_Objective_
Reproduce the lines of the records verbatim, beginning with the line that contains "table-row: 22.8.28(일)1*장1,6**장 bbox=[73, 419, 834, 483]" and ending with the line that contains "bar-value-label: 1,700 bbox=[138, 902, 188, 925]", both included.

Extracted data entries
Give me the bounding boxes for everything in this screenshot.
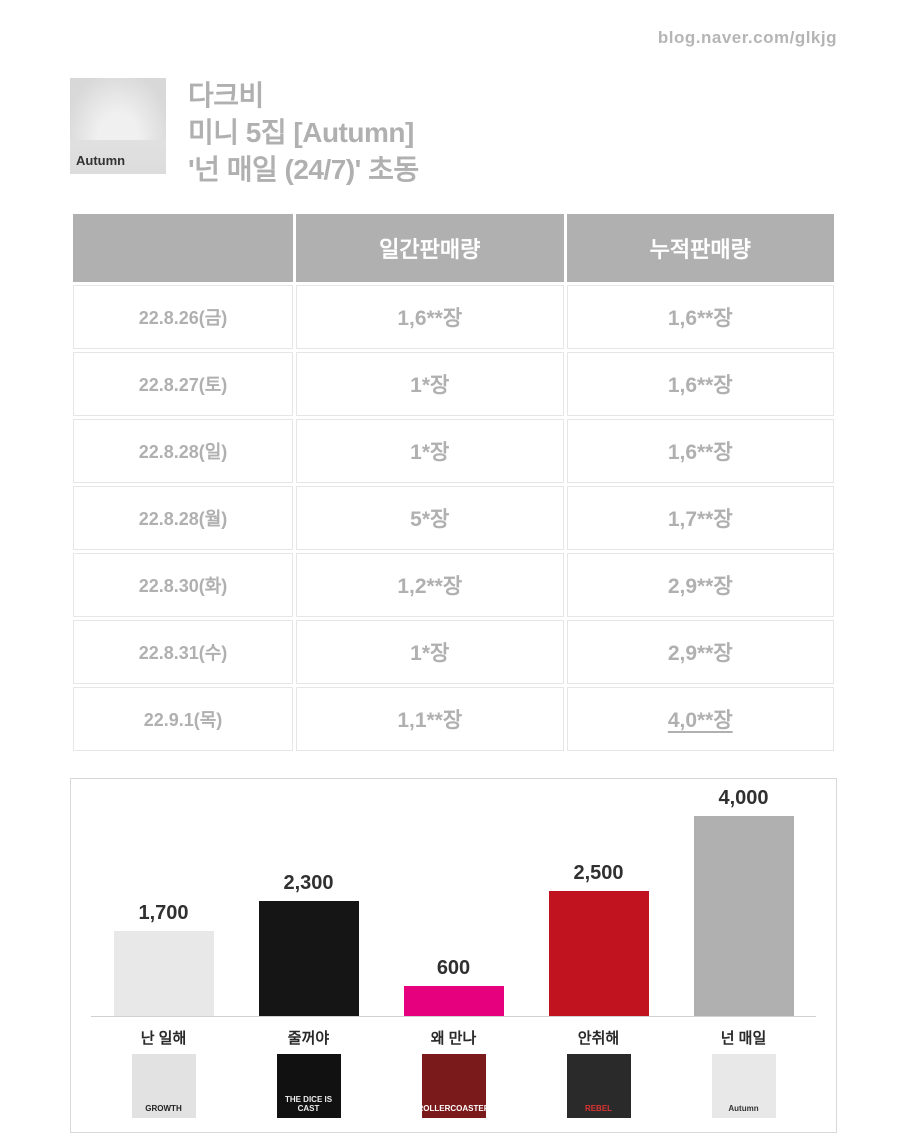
table-row: 22.8.28(일)1*장1,6**장 bbox=[73, 419, 834, 483]
cell-daily: 1*장 bbox=[296, 620, 564, 684]
col-cum: 누적판매량 bbox=[567, 214, 835, 282]
cell-cum: 1,7**장 bbox=[567, 486, 835, 550]
title-line-1: 다크비 bbox=[188, 78, 419, 113]
bar-label: 안취해 bbox=[578, 1027, 619, 1048]
bar bbox=[694, 816, 794, 1016]
bar-label: 난 일해 bbox=[141, 1027, 187, 1048]
bar-value-label: 4,000 bbox=[718, 787, 768, 810]
cell-daily: 1,1**장 bbox=[296, 687, 564, 751]
sales-table: 일간판매량 누적판매량 22.8.26(금)1,6**장1,6**장22.8.2… bbox=[70, 211, 837, 754]
col-blank bbox=[73, 214, 293, 282]
table-row: 22.8.28(월)5*장1,7**장 bbox=[73, 486, 834, 550]
bar-column: 600 bbox=[389, 957, 519, 1016]
cell-date: 22.8.27(토) bbox=[73, 352, 293, 416]
cell-date: 22.8.28(월) bbox=[73, 486, 293, 550]
cell-cum: 1,6**장 bbox=[567, 285, 835, 349]
bar-value-label: 600 bbox=[437, 957, 470, 980]
blog-watermark: blog.naver.com/glkjg bbox=[658, 28, 837, 48]
bar-value-label: 1,700 bbox=[138, 902, 188, 925]
bar-label-column: 왜 만나 ROLLERCOASTER bbox=[389, 1027, 519, 1118]
bar-column: 4,000 bbox=[679, 787, 809, 1016]
bar-label-column: 줄꺼야 THE DICE IS CAST bbox=[244, 1027, 374, 1118]
bar bbox=[259, 901, 359, 1016]
album-thumb: THE DICE IS CAST bbox=[277, 1054, 341, 1118]
album-cover-label: Autumn bbox=[76, 153, 125, 168]
table-body: 22.8.26(금)1,6**장1,6**장22.8.27(토)1*장1,6**… bbox=[73, 285, 834, 751]
album-thumb: ROLLERCOASTER bbox=[422, 1054, 486, 1118]
cell-cum: 2,9**장 bbox=[567, 620, 835, 684]
table-row: 22.9.1(목)1,1**장4,0**장 bbox=[73, 687, 834, 751]
album-thumb: REBEL bbox=[567, 1054, 631, 1118]
bar bbox=[114, 931, 214, 1016]
bar-value-label: 2,500 bbox=[573, 862, 623, 885]
bar-column: 1,700 bbox=[99, 902, 229, 1016]
header: Autumn 다크비 미니 5집 [Autumn] '넌 매일 (24/7)' … bbox=[70, 78, 837, 187]
chart-box: 1,700 2,300 600 2,500 4,000 난 일해 GROWTH 줄꺼야 THE… bbox=[70, 778, 837, 1133]
album-thumb: GROWTH bbox=[132, 1054, 196, 1118]
table-row: 22.8.31(수)1*장2,9**장 bbox=[73, 620, 834, 684]
bar-column: 2,300 bbox=[244, 872, 374, 1016]
table-head: 일간판매량 누적판매량 bbox=[73, 214, 834, 282]
cell-daily: 5*장 bbox=[296, 486, 564, 550]
bar-value-label: 2,300 bbox=[283, 872, 333, 895]
title-line-3: '넌 매일 (24/7)' 초동 bbox=[188, 152, 419, 187]
title-line-2: 미니 5집 [Autumn] bbox=[188, 115, 419, 150]
bar-label: 줄꺼야 bbox=[288, 1027, 329, 1048]
bar-label-column: 안취해 REBEL bbox=[534, 1027, 664, 1118]
album-cover-thumb: Autumn bbox=[70, 78, 166, 174]
table-row: 22.8.30(화)1,2**장2,9**장 bbox=[73, 553, 834, 617]
cell-date: 22.9.1(목) bbox=[73, 687, 293, 751]
cell-daily: 1,6**장 bbox=[296, 285, 564, 349]
col-daily: 일간판매량 bbox=[296, 214, 564, 282]
table-row: 22.8.27(토)1*장1,6**장 bbox=[73, 352, 834, 416]
cell-daily: 1*장 bbox=[296, 352, 564, 416]
bar-label-column: 넌 매일 Autumn bbox=[679, 1027, 809, 1118]
cell-date: 22.8.26(금) bbox=[73, 285, 293, 349]
album-thumb: Autumn bbox=[712, 1054, 776, 1118]
bar bbox=[549, 891, 649, 1016]
bar-label: 넌 매일 bbox=[721, 1027, 767, 1048]
cell-daily: 1*장 bbox=[296, 419, 564, 483]
table-row: 22.8.26(금)1,6**장1,6**장 bbox=[73, 285, 834, 349]
cell-cum: 2,9**장 bbox=[567, 553, 835, 617]
cell-daily: 1,2**장 bbox=[296, 553, 564, 617]
cell-date: 22.8.31(수) bbox=[73, 620, 293, 684]
bar-label: 왜 만나 bbox=[431, 1027, 477, 1048]
cell-cum: 1,6**장 bbox=[567, 352, 835, 416]
cell-cum: 4,0**장 bbox=[567, 687, 835, 751]
cell-date: 22.8.30(화) bbox=[73, 553, 293, 617]
bar-label-column: 난 일해 GROWTH bbox=[99, 1027, 229, 1118]
cell-cum: 1,6**장 bbox=[567, 419, 835, 483]
chart-labels: 난 일해 GROWTH 줄꺼야 THE DICE IS CAST 왜 만나 ROLLERC… bbox=[91, 1027, 816, 1118]
cell-date: 22.8.28(일) bbox=[73, 419, 293, 483]
chart-bars: 1,7002,3006002,5004,000 bbox=[91, 797, 816, 1017]
bar bbox=[404, 986, 504, 1016]
title-block: 다크비 미니 5집 [Autumn] '넌 매일 (24/7)' 초동 bbox=[188, 78, 419, 187]
bar-column: 2,500 bbox=[534, 862, 664, 1016]
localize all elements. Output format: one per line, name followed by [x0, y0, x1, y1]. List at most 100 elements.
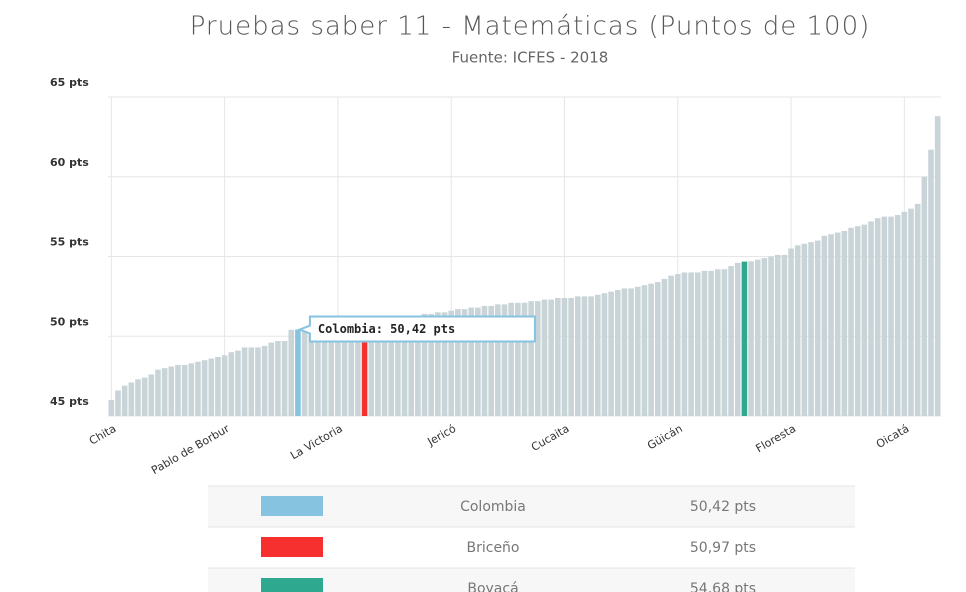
bar — [854, 226, 861, 416]
bar — [555, 297, 561, 416]
bar — [168, 366, 175, 416]
bar — [108, 400, 115, 416]
bar — [748, 261, 754, 416]
bar — [461, 309, 468, 416]
y-tick-label: 55 pts — [50, 236, 89, 249]
bar — [881, 216, 888, 416]
bar — [734, 262, 741, 416]
bar — [774, 254, 781, 416]
bar — [421, 313, 428, 416]
bar — [395, 317, 401, 416]
bar — [501, 304, 508, 416]
bar — [488, 305, 494, 416]
bar — [701, 270, 708, 416]
bar — [308, 328, 315, 416]
bar — [788, 248, 794, 416]
bar — [468, 307, 474, 416]
bar — [794, 245, 801, 416]
bar — [201, 360, 208, 416]
bar — [281, 341, 288, 416]
bar — [215, 356, 221, 416]
bar — [241, 347, 248, 416]
y-tick-label: 50 pts — [50, 315, 89, 328]
bar — [188, 363, 195, 416]
bar — [428, 313, 435, 416]
bar — [714, 269, 721, 416]
bar — [828, 234, 834, 416]
bar — [455, 309, 461, 416]
bar — [328, 325, 335, 416]
bar — [255, 347, 261, 416]
bar — [128, 382, 135, 416]
bar — [515, 302, 521, 416]
bar — [628, 288, 634, 416]
y-tick-label: 45 pts — [50, 395, 89, 408]
bar — [261, 345, 268, 416]
bar — [228, 352, 235, 416]
bar — [481, 305, 488, 416]
bar — [861, 224, 868, 416]
bar — [694, 272, 701, 416]
legend-value: 54,68 pts — [690, 581, 756, 592]
legend-swatch — [261, 496, 323, 516]
bar — [894, 215, 901, 416]
bar — [495, 304, 501, 416]
bar — [415, 315, 421, 416]
bar — [581, 296, 588, 416]
bar — [661, 278, 668, 416]
bar — [148, 374, 155, 416]
bar — [161, 368, 168, 416]
legend: Colombia 50,42 pts Briceño 50,97 pts Boyacá 5… — [208, 485, 855, 592]
tooltip-text: Colombia: 50,42 pts — [318, 322, 455, 336]
bar — [934, 116, 941, 416]
y-tick-label: 60 pts — [50, 156, 89, 169]
legend-value: 50,97 pts — [690, 540, 756, 556]
bar — [781, 254, 788, 416]
bar — [608, 291, 614, 416]
bar — [341, 323, 348, 416]
bar — [361, 320, 368, 416]
bar — [121, 385, 128, 416]
bar — [621, 288, 628, 416]
bar — [874, 218, 881, 416]
bar — [528, 301, 534, 416]
bar — [761, 258, 768, 416]
bar — [541, 299, 548, 416]
bar — [721, 269, 728, 416]
bar — [848, 227, 854, 416]
bar — [175, 364, 181, 416]
tooltip-box — [297, 315, 536, 343]
bar — [568, 297, 574, 416]
bar — [928, 149, 934, 416]
bar — [741, 261, 748, 416]
bar — [681, 272, 688, 416]
bar — [668, 275, 674, 416]
bar — [754, 259, 761, 416]
bar — [914, 203, 921, 416]
bar — [535, 301, 541, 416]
bar — [401, 317, 408, 416]
bar — [315, 326, 321, 416]
bar — [814, 240, 821, 416]
bar — [381, 318, 388, 416]
bar — [561, 297, 568, 416]
bar — [708, 270, 714, 416]
bar — [674, 274, 681, 416]
bar — [614, 289, 621, 416]
bar — [768, 256, 774, 416]
bar — [288, 329, 295, 416]
bar — [141, 377, 148, 416]
bar — [648, 283, 654, 416]
bar — [268, 342, 275, 416]
bar — [801, 243, 808, 416]
bar — [901, 211, 908, 416]
bar — [181, 364, 188, 416]
bar — [408, 315, 415, 416]
bar — [348, 323, 355, 416]
bar — [155, 369, 161, 416]
bar — [441, 312, 448, 416]
legend-swatch — [261, 537, 323, 557]
bar — [808, 242, 814, 416]
tooltip: Colombia: 50,42 pts — [297, 315, 536, 343]
bar — [841, 230, 848, 416]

_Expected output_
table-row: 22.8.28(일)1*장1,6**장 bbox=[73, 419, 834, 483]
cell-daily: 1*장 bbox=[296, 620, 564, 684]
col-cum: 누적판매량 bbox=[567, 214, 835, 282]
cell-cum: 1,7**장 bbox=[567, 486, 835, 550]
title-line-1: 다크비 bbox=[188, 78, 419, 113]
bar-label: 안취해 bbox=[578, 1027, 619, 1048]
bar bbox=[694, 816, 794, 1016]
bar-label: 난 일해 bbox=[141, 1027, 187, 1048]
bar-value-label: 4,000 bbox=[718, 787, 768, 810]
cell-daily: 1,1**장 bbox=[296, 687, 564, 751]
sales-table: 일간판매량 누적판매량 22.8.26(금)1,6**장1,6**장22.8.2… bbox=[70, 211, 837, 754]
col-blank bbox=[73, 214, 293, 282]
table-row: 22.8.28(월)5*장1,7**장 bbox=[73, 486, 834, 550]
bar-column: 600 bbox=[389, 957, 519, 1016]
cell-date: 22.8.27(토) bbox=[73, 352, 293, 416]
cell-date: 22.8.28(월) bbox=[73, 486, 293, 550]
cell-cum: 1,6**장 bbox=[567, 285, 835, 349]
bar-value-label: 600 bbox=[437, 957, 470, 980]
blog-watermark: blog.naver.com/glkjg bbox=[658, 28, 837, 48]
bar-value-label: 1,700 bbox=[138, 902, 188, 925]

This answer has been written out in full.